» **Given problem**:
Reproduce the listing below verbatim.

» **Data records**:
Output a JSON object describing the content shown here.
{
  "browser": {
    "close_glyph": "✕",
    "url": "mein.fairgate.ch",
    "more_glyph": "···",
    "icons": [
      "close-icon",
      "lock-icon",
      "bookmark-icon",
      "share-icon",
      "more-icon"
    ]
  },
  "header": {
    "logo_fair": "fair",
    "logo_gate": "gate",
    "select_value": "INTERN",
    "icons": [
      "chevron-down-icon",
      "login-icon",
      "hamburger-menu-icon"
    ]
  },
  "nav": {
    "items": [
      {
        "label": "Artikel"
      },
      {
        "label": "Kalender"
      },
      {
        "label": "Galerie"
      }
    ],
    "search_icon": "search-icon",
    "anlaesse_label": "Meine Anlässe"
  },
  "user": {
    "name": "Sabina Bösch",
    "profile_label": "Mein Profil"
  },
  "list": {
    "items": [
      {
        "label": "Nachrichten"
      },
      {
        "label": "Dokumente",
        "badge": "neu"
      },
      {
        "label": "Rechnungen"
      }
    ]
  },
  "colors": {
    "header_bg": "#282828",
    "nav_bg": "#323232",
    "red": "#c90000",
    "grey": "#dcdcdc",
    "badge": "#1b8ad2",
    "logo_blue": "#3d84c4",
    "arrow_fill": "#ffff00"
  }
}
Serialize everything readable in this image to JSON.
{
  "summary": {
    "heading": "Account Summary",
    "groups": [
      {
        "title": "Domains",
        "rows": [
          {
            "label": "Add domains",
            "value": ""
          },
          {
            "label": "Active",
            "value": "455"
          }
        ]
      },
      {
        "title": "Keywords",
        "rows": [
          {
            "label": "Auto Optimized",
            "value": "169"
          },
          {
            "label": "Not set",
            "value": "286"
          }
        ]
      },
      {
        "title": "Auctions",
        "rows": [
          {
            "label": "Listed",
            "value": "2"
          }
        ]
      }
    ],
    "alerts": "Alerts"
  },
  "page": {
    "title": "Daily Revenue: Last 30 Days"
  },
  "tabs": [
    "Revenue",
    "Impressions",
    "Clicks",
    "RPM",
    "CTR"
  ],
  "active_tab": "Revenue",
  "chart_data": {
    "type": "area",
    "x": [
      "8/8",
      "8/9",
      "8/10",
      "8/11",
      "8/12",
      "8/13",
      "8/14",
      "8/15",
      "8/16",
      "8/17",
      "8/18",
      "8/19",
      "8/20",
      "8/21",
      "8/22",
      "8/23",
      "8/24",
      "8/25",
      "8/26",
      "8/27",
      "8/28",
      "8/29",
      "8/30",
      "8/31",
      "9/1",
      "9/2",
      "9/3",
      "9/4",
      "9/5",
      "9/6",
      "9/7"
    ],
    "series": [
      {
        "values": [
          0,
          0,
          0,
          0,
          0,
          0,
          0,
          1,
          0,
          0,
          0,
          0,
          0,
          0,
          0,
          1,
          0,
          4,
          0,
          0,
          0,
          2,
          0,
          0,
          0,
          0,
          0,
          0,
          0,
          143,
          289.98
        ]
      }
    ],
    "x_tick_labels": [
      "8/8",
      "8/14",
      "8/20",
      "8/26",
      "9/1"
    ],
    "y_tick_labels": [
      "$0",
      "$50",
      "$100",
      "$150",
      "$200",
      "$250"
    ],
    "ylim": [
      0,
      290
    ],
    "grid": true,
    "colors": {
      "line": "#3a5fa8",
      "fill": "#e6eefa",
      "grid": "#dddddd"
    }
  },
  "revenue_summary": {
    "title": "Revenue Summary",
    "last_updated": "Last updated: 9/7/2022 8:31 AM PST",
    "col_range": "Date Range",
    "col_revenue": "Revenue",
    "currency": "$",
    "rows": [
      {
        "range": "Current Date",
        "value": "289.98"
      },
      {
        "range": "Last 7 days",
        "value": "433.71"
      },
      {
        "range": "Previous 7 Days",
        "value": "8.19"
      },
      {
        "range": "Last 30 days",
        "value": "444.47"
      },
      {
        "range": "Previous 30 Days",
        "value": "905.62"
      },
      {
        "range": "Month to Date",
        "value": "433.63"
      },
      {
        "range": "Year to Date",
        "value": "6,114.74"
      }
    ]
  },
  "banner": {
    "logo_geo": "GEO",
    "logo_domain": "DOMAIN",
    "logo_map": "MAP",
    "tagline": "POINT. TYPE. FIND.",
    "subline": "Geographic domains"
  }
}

» **Full output**:
Output a JSON object describing the content shown here.
{
  "browser": {
    "close_glyph": "✕",
    "url": "mein.fairgate.ch",
    "more_glyph": "···",
    "icons": [
      "close-icon",
      "lock-icon",
      "bookmark-icon",
      "share-icon",
      "more-icon"
    ]
  },
  "header": {
    "logo_fair": "fair",
    "logo_gate": "gate",
    "select_value": "INTERN",
    "icons": [
      "chevron-down-icon",
      "login-icon",
      "hamburger-menu-icon"
    ]
  },
  "nav": {
    "items": [
      {
        "label": "Artikel"
      },
      {
        "label": "Kalender"
      },
      {
        "label": "Galerie"
      }
    ],
    "search_icon": "search-icon",
    "anlaesse_label": "Meine Anlässe"
  },
  "user": {
    "name": "Sabina Bösch",
    "profile_label": "Mein Profil"
  },
  "list": {
    "items": [
      {
        "label": "Nachrichten"
      },
      {
        "label": "Dokumente",
        "badge": "neu"
      },
      {
        "label": "Rechnungen"
      }
    ]
  },
  "colors": {
    "header_bg": "#282828",
    "nav_bg": "#323232",
    "red": "#c90000",
    "grey": "#dcdcdc",
    "badge": "#1b8ad2",
    "logo_blue": "#3d84c4",
    "arrow_fill": "#ffff00"
  }
}
Serialize everything readable in this image to JSON.
{
  "summary": {
    "heading": "Account Summary",
    "groups": [
      {
        "title": "Domains",
        "rows": [
          {
            "label": "Add domains",
            "value": ""
          },
          {
            "label": "Active",
            "value": "455"
          }
        ]
      },
      {
        "title": "Keywords",
        "rows": [
          {
            "label": "Auto Optimized",
            "value": "169"
          },
          {
            "label": "Not set",
            "value": "286"
          }
        ]
      },
      {
        "title": "Auctions",
        "rows": [
          {
            "label": "Listed",
            "value": "2"
          }
        ]
      }
    ],
    "alerts": "Alerts"
  },
  "page": {
    "title": "Daily Revenue: Last 30 Days"
  },
  "tabs": [
    "Revenue",
    "Impressions",
    "Clicks",
    "RPM",
    "CTR"
  ],
  "active_tab": "Revenue",
  "chart_data": {
    "type": "area",
    "x": [
      "8/8",
      "8/9",
      "8/10",
      "8/11",
      "8/12",
      "8/13",
      "8/14",
      "8/15",
      "8/16",
      "8/17",
      "8/18",
      "8/19",
      "8/20",
      "8/21",
      "8/22",
      "8/23",
      "8/24",
      "8/25",
      "8/26",
      "8/27",
      "8/28",
      "8/29",
      "8/30",
      "8/31",
      "9/1",
      "9/2",
      "9/3",
      "9/4",
      "9/5",
      "9/6",
      "9/7"
    ],
    "series": [
      {
        "values": [
          0,
          0,
          0,
          0,
          0,
          0,
          0,
          1,
          0,
          0,
          0,
          0,
          0,
          0,
          0,
          1,
          0,
          4,
          0,
          0,
          0,
          2,
          0,
          0,
          0,
          0,
          0,
          0,
          0,
          143,
          289.98
        ]
      }
    ],
    "x_tick_labels": [
      "8/8",
      "8/14",
      "8/20",
      "8/26",
      "9/1"
    ],
    "y_tick_labels": [
      "$0",
      "$50",
      "$100",
      "$150",
      "$200",
      "$250"
    ],
    "ylim": [
      0,
      290
    ],
    "grid": true,
    "colors": {
      "line": "#3a5fa8",
      "fill": "#e6eefa",
      "grid": "#dddddd"
    }
  },
  "revenue_summary": {
    "title": "Revenue Summary",
    "last_updated": "Last updated: 9/7/2022 8:31 AM PST",
    "col_range": "Date Range",
    "col_revenue": "Revenue",
    "currency": "$",
    "rows": [
      {
        "range": "Current Date",
        "value": "289.98"
      },
      {
        "range": "Last 7 days",
        "value": "433.71"
      },
      {
        "range": "Previous 7 Days",
        "value": "8.19"
      },
      {
        "range": "Last 30 days",
        "value": "444.47"
      },
      {
        "range": "Previous 30 Days",
        "value": "905.62"
      },
      {
        "range": "Month to Date",
        "value": "433.63"
      },
      {
        "range": "Year to Date",
        "value": "6,114.74"
      }
    ]
  },
  "banner": {
    "logo_geo": "GEO",
    "logo_domain": "DOMAIN",
    "logo_map": "MAP",
    "tagline": "POINT. TYPE. FIND.",
    "subline": "Geographic domains"
  }
}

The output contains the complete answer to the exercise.